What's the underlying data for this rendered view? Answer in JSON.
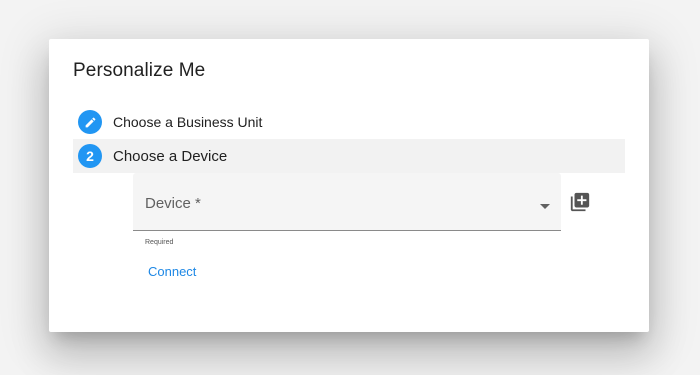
{
  "dialog": {
    "title": "Personalize Me"
  },
  "stepper": {
    "steps": [
      {
        "indicator": "edit-icon",
        "label": "Choose a Business Unit",
        "state": "completed"
      },
      {
        "indicator": "2",
        "label": "Choose a Device",
        "state": "active"
      }
    ]
  },
  "device_field": {
    "label": "Device *",
    "value": "",
    "hint": "Required",
    "icon": "dropdown-arrow-icon"
  },
  "add_device_button": {
    "icon": "library-add-icon"
  },
  "connect_button": {
    "label": "Connect"
  },
  "colors": {
    "accent": "#2196f3",
    "link": "#1e88e5",
    "active_step_bg": "#f2f2f2",
    "field_bg": "#f5f5f5"
  }
}
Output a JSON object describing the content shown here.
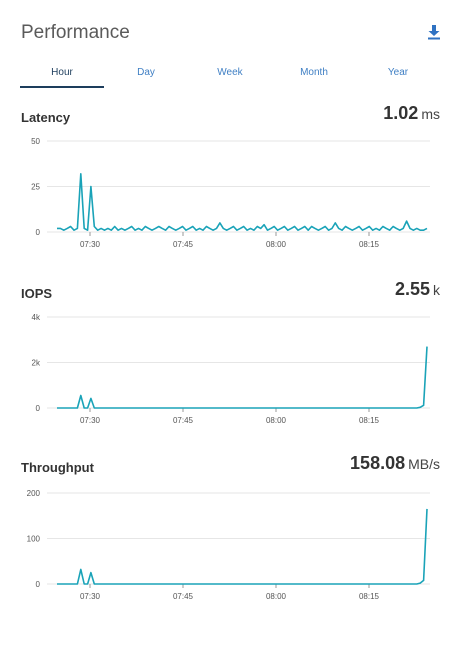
{
  "header": {
    "title": "Performance",
    "download_icon": "download-icon"
  },
  "tabs": [
    {
      "label": "Hour",
      "active": true
    },
    {
      "label": "Day",
      "active": false
    },
    {
      "label": "Week",
      "active": false
    },
    {
      "label": "Month",
      "active": false
    },
    {
      "label": "Year",
      "active": false
    }
  ],
  "colors": {
    "accent": "#1aa3b8",
    "tab_active": "#1d3d5c",
    "tab_link": "#3f7fc4",
    "grid": "#e6e6e6"
  },
  "panels": [
    {
      "label": "Latency",
      "value": "1.02",
      "unit": "ms"
    },
    {
      "label": "IOPS",
      "value": "2.55",
      "unit": "k"
    },
    {
      "label": "Throughput",
      "value": "158.08",
      "unit": "MB/s"
    }
  ],
  "chart_data": [
    {
      "type": "line",
      "title": "Latency",
      "x_tick_labels": [
        "07:30",
        "07:45",
        "08:00",
        "08:15"
      ],
      "y_tick_labels": [
        "0",
        "25",
        "50"
      ],
      "ylim": [
        0,
        50
      ],
      "grid": true,
      "series": [
        {
          "values": [
            2,
            2,
            1,
            2,
            3,
            1,
            2,
            32,
            2,
            1,
            25,
            3,
            1,
            2,
            1,
            2,
            1,
            3,
            1,
            2,
            1,
            2,
            3,
            1,
            2,
            1,
            3,
            2,
            1,
            2,
            3,
            2,
            1,
            3,
            2,
            1,
            2,
            3,
            1,
            2,
            3,
            1,
            2,
            1,
            3,
            2,
            1,
            2,
            5,
            2,
            1,
            2,
            3,
            1,
            2,
            3,
            1,
            2,
            1,
            3,
            2,
            4,
            1,
            2,
            3,
            1,
            2,
            3,
            1,
            2,
            3,
            1,
            2,
            3,
            1,
            3,
            2,
            1,
            2,
            3,
            1,
            2,
            5,
            2,
            1,
            3,
            2,
            1,
            2,
            3,
            1,
            2,
            3,
            1,
            2,
            1,
            3,
            2,
            1,
            3,
            2,
            1,
            2,
            6,
            2,
            1,
            2,
            1,
            1,
            2
          ]
        }
      ]
    },
    {
      "type": "line",
      "title": "IOPS",
      "x_tick_labels": [
        "07:30",
        "07:45",
        "08:00",
        "08:15"
      ],
      "y_tick_labels": [
        "0",
        "2k",
        "4k"
      ],
      "ylim": [
        0,
        4000
      ],
      "grid": true,
      "series": [
        {
          "values": [
            0,
            0,
            0,
            0,
            0,
            0,
            0,
            550,
            0,
            0,
            420,
            0,
            0,
            0,
            0,
            0,
            0,
            0,
            0,
            0,
            0,
            0,
            0,
            0,
            0,
            0,
            0,
            0,
            0,
            0,
            0,
            0,
            0,
            0,
            0,
            0,
            0,
            0,
            0,
            0,
            0,
            0,
            0,
            0,
            0,
            0,
            0,
            0,
            0,
            0,
            0,
            0,
            0,
            0,
            0,
            0,
            0,
            0,
            0,
            0,
            0,
            0,
            0,
            0,
            0,
            0,
            0,
            0,
            0,
            0,
            0,
            0,
            0,
            0,
            0,
            0,
            0,
            0,
            0,
            0,
            0,
            0,
            0,
            0,
            0,
            0,
            0,
            0,
            0,
            0,
            0,
            0,
            0,
            0,
            0,
            0,
            0,
            0,
            0,
            0,
            0,
            0,
            0,
            0,
            0,
            0,
            0,
            30,
            120,
            2700
          ]
        }
      ]
    },
    {
      "type": "line",
      "title": "Throughput",
      "x_tick_labels": [
        "07:30",
        "07:45",
        "08:00",
        "08:15"
      ],
      "y_tick_labels": [
        "0",
        "100",
        "200"
      ],
      "ylim": [
        0,
        200
      ],
      "grid": true,
      "series": [
        {
          "values": [
            0,
            0,
            0,
            0,
            0,
            0,
            0,
            32,
            0,
            0,
            25,
            0,
            0,
            0,
            0,
            0,
            0,
            0,
            0,
            0,
            0,
            0,
            0,
            0,
            0,
            0,
            0,
            0,
            0,
            0,
            0,
            0,
            0,
            0,
            0,
            0,
            0,
            0,
            0,
            0,
            0,
            0,
            0,
            0,
            0,
            0,
            0,
            0,
            0,
            0,
            0,
            0,
            0,
            0,
            0,
            0,
            0,
            0,
            0,
            0,
            0,
            0,
            0,
            0,
            0,
            0,
            0,
            0,
            0,
            0,
            0,
            0,
            0,
            0,
            0,
            0,
            0,
            0,
            0,
            0,
            0,
            0,
            0,
            0,
            0,
            0,
            0,
            0,
            0,
            0,
            0,
            0,
            0,
            0,
            0,
            0,
            0,
            0,
            0,
            0,
            0,
            0,
            0,
            0,
            0,
            0,
            0,
            2,
            8,
            165
          ]
        }
      ]
    }
  ]
}
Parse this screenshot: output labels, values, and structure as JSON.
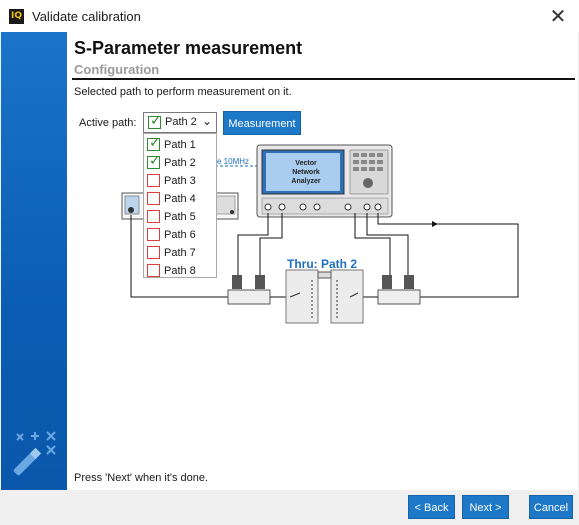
{
  "window": {
    "title": "Validate calibration",
    "app_icon_text": "IQ"
  },
  "page": {
    "heading": "S-Parameter measurement",
    "subheading": "Configuration",
    "description": "Selected path to perform measurement on it.",
    "status": "Press 'Next' when it's done."
  },
  "active_path": {
    "label": "Active path:",
    "selected": "Path 2",
    "selected_checked": true
  },
  "measurement_button": "Measurement",
  "dropdown": {
    "items": [
      {
        "label": "Path 1",
        "checked": true
      },
      {
        "label": "Path 2",
        "checked": true
      },
      {
        "label": "Path 3",
        "checked": false
      },
      {
        "label": "Path 4",
        "checked": false
      },
      {
        "label": "Path 5",
        "checked": false
      },
      {
        "label": "Path 6",
        "checked": false
      },
      {
        "label": "Path 7",
        "checked": false
      },
      {
        "label": "Path 8",
        "checked": false
      }
    ]
  },
  "diagram": {
    "vna_label": [
      "Vector",
      "Network",
      "Analyzer"
    ],
    "ref_label": "e 10MHz",
    "thru_label": "Thru: Path 2"
  },
  "footer": {
    "back": "< Back",
    "next": "Next >",
    "cancel": "Cancel"
  },
  "colors": {
    "accent": "#1e78c8",
    "sidebar": "#0a5db3",
    "checked": "#2e8b2e",
    "unchecked": "#d94040"
  }
}
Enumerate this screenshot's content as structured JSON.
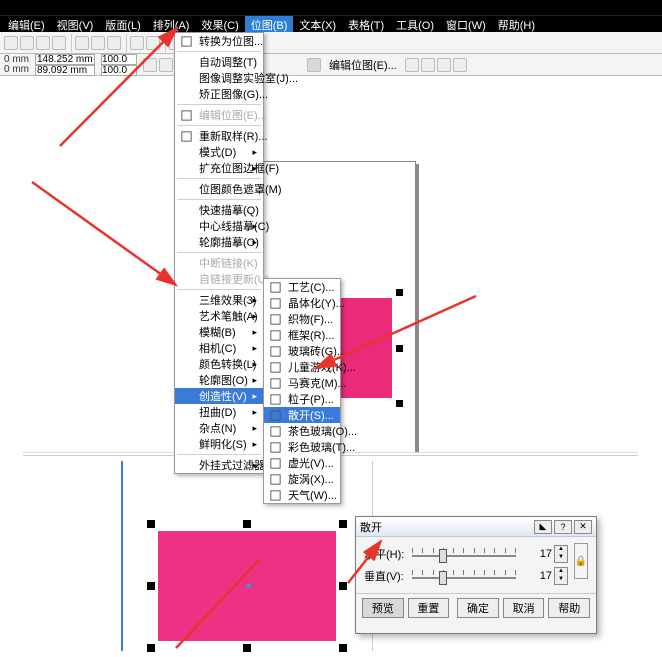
{
  "menubar": [
    "编辑(E)",
    "视图(V)",
    "版面(L)",
    "排列(A)",
    "效果(C)",
    "位图(B)",
    "文本(X)",
    "表格(T)",
    "工具(O)",
    "窗口(W)",
    "帮助(H)"
  ],
  "hlMenuIndex": 5,
  "prop": {
    "x": "148.252 mm",
    "y": "89.092 mm",
    "w": "100.0",
    "h": "100.0",
    "right_label": "编辑位图(E)..."
  },
  "menu1": [
    {
      "label": "转换为位图...",
      "ic": "convert"
    },
    {
      "sep": true
    },
    {
      "label": "自动调整(T)"
    },
    {
      "label": "图像调整实验室(J)..."
    },
    {
      "label": "矫正图像(G)..."
    },
    {
      "sep": true
    },
    {
      "label": "编辑位图(E)...",
      "ic": "edit",
      "dis": true
    },
    {
      "sep": true
    },
    {
      "label": "重新取样(R)...",
      "ic": "resample"
    },
    {
      "label": "模式(D)",
      "sub": true
    },
    {
      "label": "扩充位图边框(F)",
      "sub": true
    },
    {
      "sep": true
    },
    {
      "label": "位图颜色遮罩(M)"
    },
    {
      "sep": true
    },
    {
      "label": "快速描摹(Q)"
    },
    {
      "label": "中心线描摹(C)",
      "sub": true
    },
    {
      "label": "轮廓描摹(O)",
      "sub": true
    },
    {
      "sep": true
    },
    {
      "label": "中断链接(K)",
      "dis": true
    },
    {
      "label": "自链接更新(U)",
      "dis": true
    },
    {
      "sep": true
    },
    {
      "label": "三维效果(3)",
      "sub": true
    },
    {
      "label": "艺术笔触(A)",
      "sub": true
    },
    {
      "label": "模糊(B)",
      "sub": true
    },
    {
      "label": "相机(C)",
      "sub": true
    },
    {
      "label": "颜色转换(L)",
      "sub": true
    },
    {
      "label": "轮廓图(O)",
      "sub": true
    },
    {
      "label": "创造性(V)",
      "sub": true,
      "hl": true
    },
    {
      "label": "扭曲(D)",
      "sub": true
    },
    {
      "label": "杂点(N)",
      "sub": true
    },
    {
      "label": "鲜明化(S)",
      "sub": true
    },
    {
      "sep": true
    },
    {
      "label": "外挂式过滤器(P)",
      "sub": true
    }
  ],
  "menu2": [
    {
      "label": "工艺(C)...",
      "ic": "sq"
    },
    {
      "label": "晶体化(Y)...",
      "ic": "sq"
    },
    {
      "label": "织物(F)...",
      "ic": "sq"
    },
    {
      "label": "框架(R)...",
      "ic": "sq"
    },
    {
      "label": "玻璃砖(G)...",
      "ic": "sq"
    },
    {
      "label": "儿童游戏(K)...",
      "ic": "sq"
    },
    {
      "label": "马赛克(M)...",
      "ic": "sq"
    },
    {
      "label": "粒子(P)...",
      "ic": "sq"
    },
    {
      "label": "散开(S)...",
      "hl": true,
      "ic": "sq"
    },
    {
      "label": "茶色玻璃(O)...",
      "ic": "sq"
    },
    {
      "label": "彩色玻璃(T)...",
      "ic": "sq"
    },
    {
      "label": "虚光(V)...",
      "ic": "sq"
    },
    {
      "label": "旋涡(X)...",
      "ic": "sq"
    },
    {
      "label": "天气(W)...",
      "ic": "sq"
    }
  ],
  "dialog": {
    "title": "散开",
    "horiz_label": "水平(H):",
    "vert_label": "垂直(V):",
    "value": "17",
    "buttons": {
      "preview": "预览",
      "reset": "重置",
      "ok": "确定",
      "cancel": "取消",
      "help": "帮助"
    }
  }
}
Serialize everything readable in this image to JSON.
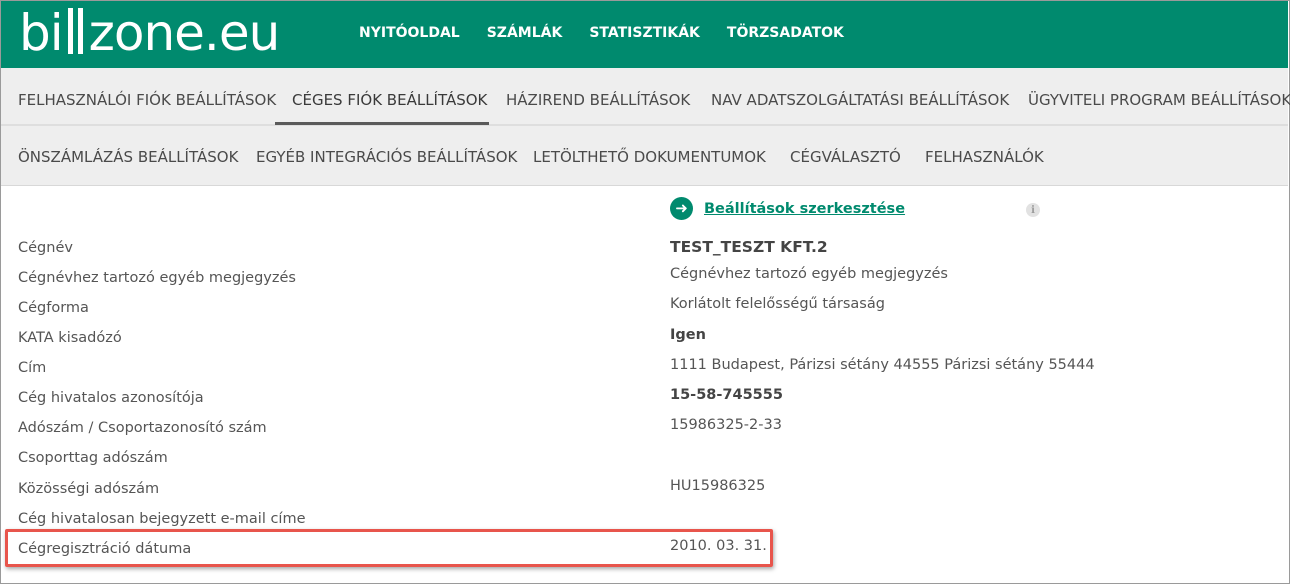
{
  "brand": {
    "logo_left": "bi",
    "logo_right": "zone.eu"
  },
  "main_nav": [
    "NYITÓOLDAL",
    "SZÁMLÁK",
    "STATISZTIKÁK",
    "TÖRZSADATOK"
  ],
  "tabs_row1": [
    "FELHASZNÁLÓI FIÓK BEÁLLÍTÁSOK",
    "CÉGES FIÓK BEÁLLÍTÁSOK",
    "HÁZIREND BEÁLLÍTÁSOK",
    "NAV ADATSZOLGÁLTATÁSI BEÁLLÍTÁSOK",
    "ÜGYVITELI PROGRAM BEÁLLÍTÁSOK"
  ],
  "tabs_row2": [
    "ÖNSZÁMLÁZÁS BEÁLLÍTÁSOK",
    "EGYÉB INTEGRÁCIÓS BEÁLLÍTÁSOK",
    "LETÖLTHETŐ DOKUMENTUMOK",
    "CÉGVÁLASZTÓ",
    "FELHASZNÁLÓK"
  ],
  "active_tab": "CÉGES FIÓK BEÁLLÍTÁSOK",
  "edit_link": "Beállítások szerkesztése",
  "info_glyph": "i",
  "fields": [
    {
      "label": "Cégnév",
      "value": "TEST_TESZT KFT.2"
    },
    {
      "label": "Cégnévhez tartozó egyéb megjegyzés",
      "value": "Cégnévhez tartozó egyéb megjegyzés"
    },
    {
      "label": "Cégforma",
      "value": "Korlátolt felelősségű társaság"
    },
    {
      "label": "KATA kisadózó",
      "value": "Igen"
    },
    {
      "label": "Cím",
      "value": "1111 Budapest, Párizsi sétány 44555 Párizsi sétány 55444"
    },
    {
      "label": "Cég hivatalos azonosítója",
      "value": "15-58-745555"
    },
    {
      "label": "Adószám / Csoportazonosító szám",
      "value": "15986325-2-33"
    },
    {
      "label": "Csoporttag adószám",
      "value": ""
    },
    {
      "label": "Közösségi adószám",
      "value": "HU15986325"
    },
    {
      "label": "Cég hivatalosan bejegyzett e-mail címe",
      "value": ""
    },
    {
      "label": "Cégregisztráció dátuma",
      "value": "2010. 03. 31."
    }
  ],
  "colors": {
    "brand_green": "#008a6e",
    "highlight_red": "#e8554c"
  }
}
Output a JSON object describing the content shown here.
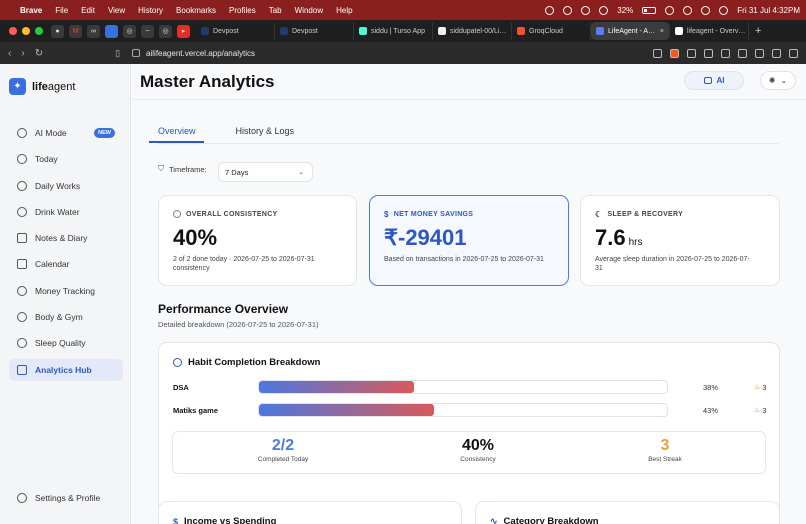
{
  "menubar": {
    "app": "Brave",
    "items": [
      "File",
      "Edit",
      "View",
      "History",
      "Bookmarks",
      "Profiles",
      "Tab",
      "Window",
      "Help"
    ],
    "battery": "32%",
    "battery_level": 0.32,
    "datetime": "Fri 31 Jul  4:32PM"
  },
  "tabbar": {
    "tabs": [
      {
        "label": "Devpost",
        "icon": "devpost-icon"
      },
      {
        "label": "Devpost",
        "icon": "devpost-icon"
      },
      {
        "label": "siddu | Turso App",
        "icon": "turso-icon"
      },
      {
        "label": "siddupatel-00/Li…",
        "icon": "github-icon"
      },
      {
        "label": "GroqCloud",
        "icon": "groq-icon"
      },
      {
        "label": "LifeAgent - A…",
        "icon": "lifeagent-icon",
        "active": true
      },
      {
        "label": "lifeagent - Overv…",
        "icon": "vercel-icon"
      }
    ]
  },
  "address": {
    "url": "ailifeagent.vercel.app/analytics"
  },
  "sidebar": {
    "logo_strong": "life",
    "logo_rest": "agent",
    "items": [
      {
        "label": "AI Mode",
        "badge": "NEW",
        "icon": "sparkle-icon"
      },
      {
        "label": "Today",
        "icon": "clock-icon"
      },
      {
        "label": "Daily Works",
        "icon": "check-circle-icon"
      },
      {
        "label": "Drink Water",
        "icon": "droplet-icon"
      },
      {
        "label": "Notes & Diary",
        "icon": "book-icon"
      },
      {
        "label": "Calendar",
        "icon": "calendar-icon"
      },
      {
        "label": "Money Tracking",
        "icon": "dollar-icon"
      },
      {
        "label": "Body & Gym",
        "icon": "dumbbell-icon"
      },
      {
        "label": "Sleep Quality",
        "icon": "moon-icon"
      },
      {
        "label": "Analytics Hub",
        "icon": "bar-chart-icon",
        "active": true
      }
    ],
    "settings": "Settings & Profile"
  },
  "main": {
    "title": "Master Analytics",
    "ai_label": "AI",
    "tabs": [
      "Overview",
      "History & Logs"
    ],
    "timeframe_label": "Timeframe:",
    "timeframe_value": "7 Days",
    "cards": [
      {
        "label": "OVERALL CONSISTENCY",
        "value": "40%",
        "unit": "",
        "desc": "2 of 2 done today · 2026-07-25 to 2026-07-31 consistency"
      },
      {
        "label": "NET MONEY SAVINGS",
        "value": "₹-29401",
        "unit": "",
        "desc": "Based on transactions in 2026-07-25 to 2026-07-31"
      },
      {
        "label": "SLEEP & RECOVERY",
        "value": "7.6",
        "unit": "hrs",
        "desc": "Average sleep duration in 2026-07-25 to 2026-07-31"
      }
    ],
    "perf_title": "Performance Overview",
    "perf_sub": "Detailed breakdown (2026-07-25 to 2026-07-31)",
    "habit_title": "Habit Completion Breakdown",
    "habits": [
      {
        "name": "DSA",
        "pct": "38%",
        "level": 0.38,
        "streak": "3"
      },
      {
        "name": "Matiks game",
        "pct": "43%",
        "level": 0.43,
        "streak": "3"
      }
    ],
    "stats": [
      {
        "value": "2/2",
        "label": "Completed Today",
        "color": "#4a7be2"
      },
      {
        "value": "40%",
        "label": "Consistency",
        "color": "#111111"
      },
      {
        "value": "3",
        "label": "Best Streak",
        "color": "#e8a23a"
      }
    ],
    "bottom": [
      {
        "title": "Income vs Spending",
        "icon": "dollar-icon"
      },
      {
        "title": "Category Breakdown",
        "icon": "activity-icon"
      }
    ]
  }
}
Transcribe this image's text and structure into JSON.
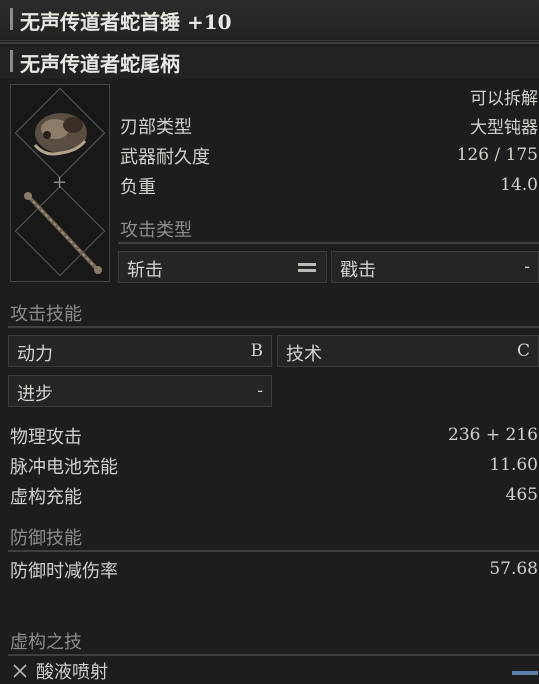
==========
### GIVEN PROBLEM
Look through the records and gather every line containing "done".

### THE RESPONSE
    "status": "Press 'Next' when it's done."
        "desc": "2 of 2 done today · 2026-07-25 to 2026-07-31 consistency"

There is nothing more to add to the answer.